#### GIVEN TASK
Copy out only the span from the line with "What does this" to the end of the data, both ends kept, word for word.

#### PROVIDED INFORMATION
***
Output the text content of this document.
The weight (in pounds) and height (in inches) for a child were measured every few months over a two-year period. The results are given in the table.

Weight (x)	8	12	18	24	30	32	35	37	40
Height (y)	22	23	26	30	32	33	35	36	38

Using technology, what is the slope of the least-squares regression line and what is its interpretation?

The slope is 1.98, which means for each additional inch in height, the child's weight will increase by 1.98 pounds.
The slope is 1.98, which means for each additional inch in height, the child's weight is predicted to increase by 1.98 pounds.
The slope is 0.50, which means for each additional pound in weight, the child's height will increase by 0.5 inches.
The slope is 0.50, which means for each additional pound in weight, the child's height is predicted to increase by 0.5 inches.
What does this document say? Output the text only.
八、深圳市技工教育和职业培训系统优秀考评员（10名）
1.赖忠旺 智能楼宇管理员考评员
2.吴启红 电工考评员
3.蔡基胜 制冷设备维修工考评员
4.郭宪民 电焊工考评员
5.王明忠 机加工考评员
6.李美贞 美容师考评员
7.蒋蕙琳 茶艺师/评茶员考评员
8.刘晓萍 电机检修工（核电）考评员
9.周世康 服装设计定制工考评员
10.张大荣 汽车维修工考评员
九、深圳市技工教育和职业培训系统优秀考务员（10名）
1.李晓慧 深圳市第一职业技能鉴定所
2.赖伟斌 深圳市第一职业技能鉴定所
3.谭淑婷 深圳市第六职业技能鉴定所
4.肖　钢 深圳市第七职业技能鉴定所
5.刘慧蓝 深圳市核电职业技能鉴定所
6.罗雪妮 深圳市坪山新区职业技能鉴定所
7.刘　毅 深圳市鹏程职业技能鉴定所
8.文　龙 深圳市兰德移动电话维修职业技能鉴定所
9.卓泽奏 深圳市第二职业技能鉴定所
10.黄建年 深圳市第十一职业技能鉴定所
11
***
#### ANSWER IN FULL
What does this document say? Output the text only.
八、深圳市技工教育和职业培训系统优秀考评员（10名）
1.赖忠旺 智能楼宇管理员考评员
2.吴启红 电工考评员
3.蔡基胜 制冷设备维修工考评员
4.郭宪民 电焊工考评员
5.王明忠 机加工考评员
6.李美贞 美容师考评员
7.蒋蕙琳 茶艺师/评茶员考评员
8.刘晓萍 电机检修工（核电）考评员
9.周世康 服装设计定制工考评员
10.张大荣 汽车维修工考评员
九、深圳市技工教育和职业培训系统优秀考务员（10名）
1.李晓慧 深圳市第一职业技能鉴定所
2.赖伟斌 深圳市第一职业技能鉴定所
3.谭淑婷 深圳市第六职业技能鉴定所
4.肖　钢 深圳市第七职业技能鉴定所
5.刘慧蓝 深圳市核电职业技能鉴定所
6.罗雪妮 深圳市坪山新区职业技能鉴定所
7.刘　毅 深圳市鹏程职业技能鉴定所
8.文　龙 深圳市兰德移动电话维修职业技能鉴定所
9.卓泽奏 深圳市第二职业技能鉴定所
10.黄建年 深圳市第十一职业技能鉴定所
11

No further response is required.